[Saved data entries]
○ ○ ○ ○

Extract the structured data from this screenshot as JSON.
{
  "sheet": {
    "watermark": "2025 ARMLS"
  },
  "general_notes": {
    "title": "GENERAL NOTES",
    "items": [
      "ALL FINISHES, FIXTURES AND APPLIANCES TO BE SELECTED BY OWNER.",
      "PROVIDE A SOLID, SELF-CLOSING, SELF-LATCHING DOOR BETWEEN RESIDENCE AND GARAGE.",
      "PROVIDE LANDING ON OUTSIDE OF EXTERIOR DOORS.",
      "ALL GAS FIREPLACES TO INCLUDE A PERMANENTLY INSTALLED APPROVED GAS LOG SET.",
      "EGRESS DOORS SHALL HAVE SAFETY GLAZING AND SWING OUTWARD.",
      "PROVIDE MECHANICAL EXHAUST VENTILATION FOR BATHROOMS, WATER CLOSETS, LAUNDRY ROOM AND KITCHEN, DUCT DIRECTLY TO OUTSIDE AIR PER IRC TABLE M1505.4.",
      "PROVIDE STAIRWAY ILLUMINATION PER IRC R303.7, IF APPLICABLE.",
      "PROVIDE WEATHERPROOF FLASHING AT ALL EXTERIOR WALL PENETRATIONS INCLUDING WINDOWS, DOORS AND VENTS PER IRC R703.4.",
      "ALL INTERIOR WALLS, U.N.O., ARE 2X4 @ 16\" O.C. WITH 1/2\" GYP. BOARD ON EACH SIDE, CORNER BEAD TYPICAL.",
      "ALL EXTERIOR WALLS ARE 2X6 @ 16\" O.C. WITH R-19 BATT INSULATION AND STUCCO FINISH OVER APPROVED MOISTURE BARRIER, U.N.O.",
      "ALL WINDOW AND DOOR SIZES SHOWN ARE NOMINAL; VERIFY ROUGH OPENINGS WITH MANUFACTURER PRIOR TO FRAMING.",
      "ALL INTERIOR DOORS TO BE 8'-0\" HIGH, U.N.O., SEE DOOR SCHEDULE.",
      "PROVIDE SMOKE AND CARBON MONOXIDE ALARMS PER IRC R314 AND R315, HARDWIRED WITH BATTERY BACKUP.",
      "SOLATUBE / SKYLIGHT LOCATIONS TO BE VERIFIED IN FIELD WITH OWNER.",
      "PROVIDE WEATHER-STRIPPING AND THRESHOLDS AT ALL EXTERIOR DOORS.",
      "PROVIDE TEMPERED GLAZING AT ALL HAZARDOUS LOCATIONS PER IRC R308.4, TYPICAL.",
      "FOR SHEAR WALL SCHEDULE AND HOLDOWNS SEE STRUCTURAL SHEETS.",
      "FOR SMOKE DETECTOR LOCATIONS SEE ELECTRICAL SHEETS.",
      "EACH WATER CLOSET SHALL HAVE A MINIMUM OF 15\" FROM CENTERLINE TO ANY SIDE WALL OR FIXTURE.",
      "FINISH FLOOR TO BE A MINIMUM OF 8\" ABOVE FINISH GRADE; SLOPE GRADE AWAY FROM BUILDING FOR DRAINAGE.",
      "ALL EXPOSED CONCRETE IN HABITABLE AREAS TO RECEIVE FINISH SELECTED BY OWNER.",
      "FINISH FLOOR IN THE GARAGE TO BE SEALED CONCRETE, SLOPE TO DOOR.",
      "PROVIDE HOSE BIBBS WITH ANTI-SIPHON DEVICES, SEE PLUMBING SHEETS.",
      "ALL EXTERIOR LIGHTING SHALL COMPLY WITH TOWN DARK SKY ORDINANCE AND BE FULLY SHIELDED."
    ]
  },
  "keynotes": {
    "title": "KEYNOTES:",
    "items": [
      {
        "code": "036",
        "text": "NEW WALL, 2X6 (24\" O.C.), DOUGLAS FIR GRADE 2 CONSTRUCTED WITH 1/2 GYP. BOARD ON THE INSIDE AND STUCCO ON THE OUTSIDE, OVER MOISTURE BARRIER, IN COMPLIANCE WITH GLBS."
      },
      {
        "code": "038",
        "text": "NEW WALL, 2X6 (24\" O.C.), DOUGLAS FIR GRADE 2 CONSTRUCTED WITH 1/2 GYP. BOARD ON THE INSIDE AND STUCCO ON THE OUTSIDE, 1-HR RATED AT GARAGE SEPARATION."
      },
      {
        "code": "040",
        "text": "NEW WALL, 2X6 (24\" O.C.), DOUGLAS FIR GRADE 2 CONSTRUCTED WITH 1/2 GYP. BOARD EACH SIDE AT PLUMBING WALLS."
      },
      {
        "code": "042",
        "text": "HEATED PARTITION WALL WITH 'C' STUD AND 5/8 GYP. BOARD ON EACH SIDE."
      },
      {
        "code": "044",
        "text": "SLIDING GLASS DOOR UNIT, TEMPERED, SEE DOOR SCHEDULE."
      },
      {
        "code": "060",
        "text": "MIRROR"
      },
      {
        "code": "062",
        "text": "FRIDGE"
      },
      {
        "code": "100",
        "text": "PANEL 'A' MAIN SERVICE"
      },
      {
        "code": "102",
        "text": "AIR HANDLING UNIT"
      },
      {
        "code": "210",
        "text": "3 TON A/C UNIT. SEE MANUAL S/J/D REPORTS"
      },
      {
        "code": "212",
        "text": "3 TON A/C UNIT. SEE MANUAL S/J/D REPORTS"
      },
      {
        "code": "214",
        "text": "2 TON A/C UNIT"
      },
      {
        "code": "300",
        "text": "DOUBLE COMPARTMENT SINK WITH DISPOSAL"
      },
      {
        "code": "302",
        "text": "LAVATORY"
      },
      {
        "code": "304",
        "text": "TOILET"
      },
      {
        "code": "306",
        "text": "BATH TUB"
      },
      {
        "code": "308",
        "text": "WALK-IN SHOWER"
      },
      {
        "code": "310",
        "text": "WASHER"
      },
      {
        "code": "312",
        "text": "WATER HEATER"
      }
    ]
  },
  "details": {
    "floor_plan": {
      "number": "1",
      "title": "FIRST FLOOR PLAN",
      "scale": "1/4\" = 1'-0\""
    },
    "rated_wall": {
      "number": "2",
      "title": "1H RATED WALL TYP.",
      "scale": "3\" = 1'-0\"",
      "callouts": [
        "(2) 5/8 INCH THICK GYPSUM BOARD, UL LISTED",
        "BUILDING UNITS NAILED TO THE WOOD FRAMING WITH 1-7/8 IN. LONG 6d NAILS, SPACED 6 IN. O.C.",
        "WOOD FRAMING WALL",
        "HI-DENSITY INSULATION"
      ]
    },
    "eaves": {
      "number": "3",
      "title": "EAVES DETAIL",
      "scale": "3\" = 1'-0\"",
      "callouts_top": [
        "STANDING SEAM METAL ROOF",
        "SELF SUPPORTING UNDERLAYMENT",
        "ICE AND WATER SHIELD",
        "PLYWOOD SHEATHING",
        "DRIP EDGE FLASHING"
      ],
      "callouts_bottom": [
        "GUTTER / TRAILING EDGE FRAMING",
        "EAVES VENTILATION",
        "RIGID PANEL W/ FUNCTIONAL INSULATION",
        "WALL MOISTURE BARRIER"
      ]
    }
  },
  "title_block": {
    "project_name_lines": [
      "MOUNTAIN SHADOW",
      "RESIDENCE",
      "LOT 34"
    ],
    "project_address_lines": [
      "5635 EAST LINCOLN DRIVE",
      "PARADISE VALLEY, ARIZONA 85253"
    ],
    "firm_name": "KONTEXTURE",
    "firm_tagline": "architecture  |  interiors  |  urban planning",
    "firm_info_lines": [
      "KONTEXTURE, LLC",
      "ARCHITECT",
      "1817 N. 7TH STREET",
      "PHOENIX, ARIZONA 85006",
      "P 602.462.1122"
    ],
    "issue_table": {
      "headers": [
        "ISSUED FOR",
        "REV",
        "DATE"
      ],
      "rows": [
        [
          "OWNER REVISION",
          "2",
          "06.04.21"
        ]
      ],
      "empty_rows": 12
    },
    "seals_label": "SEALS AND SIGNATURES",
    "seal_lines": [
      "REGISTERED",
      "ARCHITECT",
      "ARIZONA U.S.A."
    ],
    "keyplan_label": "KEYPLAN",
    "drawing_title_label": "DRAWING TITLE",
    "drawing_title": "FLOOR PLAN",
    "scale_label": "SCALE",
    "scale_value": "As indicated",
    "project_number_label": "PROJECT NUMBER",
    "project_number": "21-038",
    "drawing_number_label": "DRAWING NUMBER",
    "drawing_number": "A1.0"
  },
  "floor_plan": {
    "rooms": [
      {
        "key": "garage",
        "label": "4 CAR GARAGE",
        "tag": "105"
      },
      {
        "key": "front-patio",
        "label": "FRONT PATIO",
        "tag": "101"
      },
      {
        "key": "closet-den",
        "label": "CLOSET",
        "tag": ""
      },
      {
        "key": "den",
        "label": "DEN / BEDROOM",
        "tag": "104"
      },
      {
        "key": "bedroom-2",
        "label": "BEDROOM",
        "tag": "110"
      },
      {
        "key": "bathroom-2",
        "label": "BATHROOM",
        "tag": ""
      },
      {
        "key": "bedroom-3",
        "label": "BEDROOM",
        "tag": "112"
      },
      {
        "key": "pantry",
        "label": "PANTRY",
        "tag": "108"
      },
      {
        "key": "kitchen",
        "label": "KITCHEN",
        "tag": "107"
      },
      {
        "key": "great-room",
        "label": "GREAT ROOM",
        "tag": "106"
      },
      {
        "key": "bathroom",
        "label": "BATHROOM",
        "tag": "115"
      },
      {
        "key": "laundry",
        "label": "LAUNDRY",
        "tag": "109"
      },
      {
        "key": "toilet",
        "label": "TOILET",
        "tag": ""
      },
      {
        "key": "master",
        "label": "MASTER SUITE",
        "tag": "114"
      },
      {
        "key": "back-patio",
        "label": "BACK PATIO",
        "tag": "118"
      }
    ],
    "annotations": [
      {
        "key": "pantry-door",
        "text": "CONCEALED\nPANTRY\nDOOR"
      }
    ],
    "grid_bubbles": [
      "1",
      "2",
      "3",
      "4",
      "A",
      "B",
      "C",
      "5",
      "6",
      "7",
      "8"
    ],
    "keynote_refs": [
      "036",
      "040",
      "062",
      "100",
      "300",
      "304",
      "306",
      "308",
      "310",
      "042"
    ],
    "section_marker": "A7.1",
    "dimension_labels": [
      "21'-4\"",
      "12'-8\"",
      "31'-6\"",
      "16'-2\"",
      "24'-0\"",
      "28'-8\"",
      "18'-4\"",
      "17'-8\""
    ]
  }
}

○ ○ ○ ○

--- Written exercise ---
Looking at the material above, count the lines containing the string "MINIMUM" and reply with the count alone.

--- Result of the exercise ---
2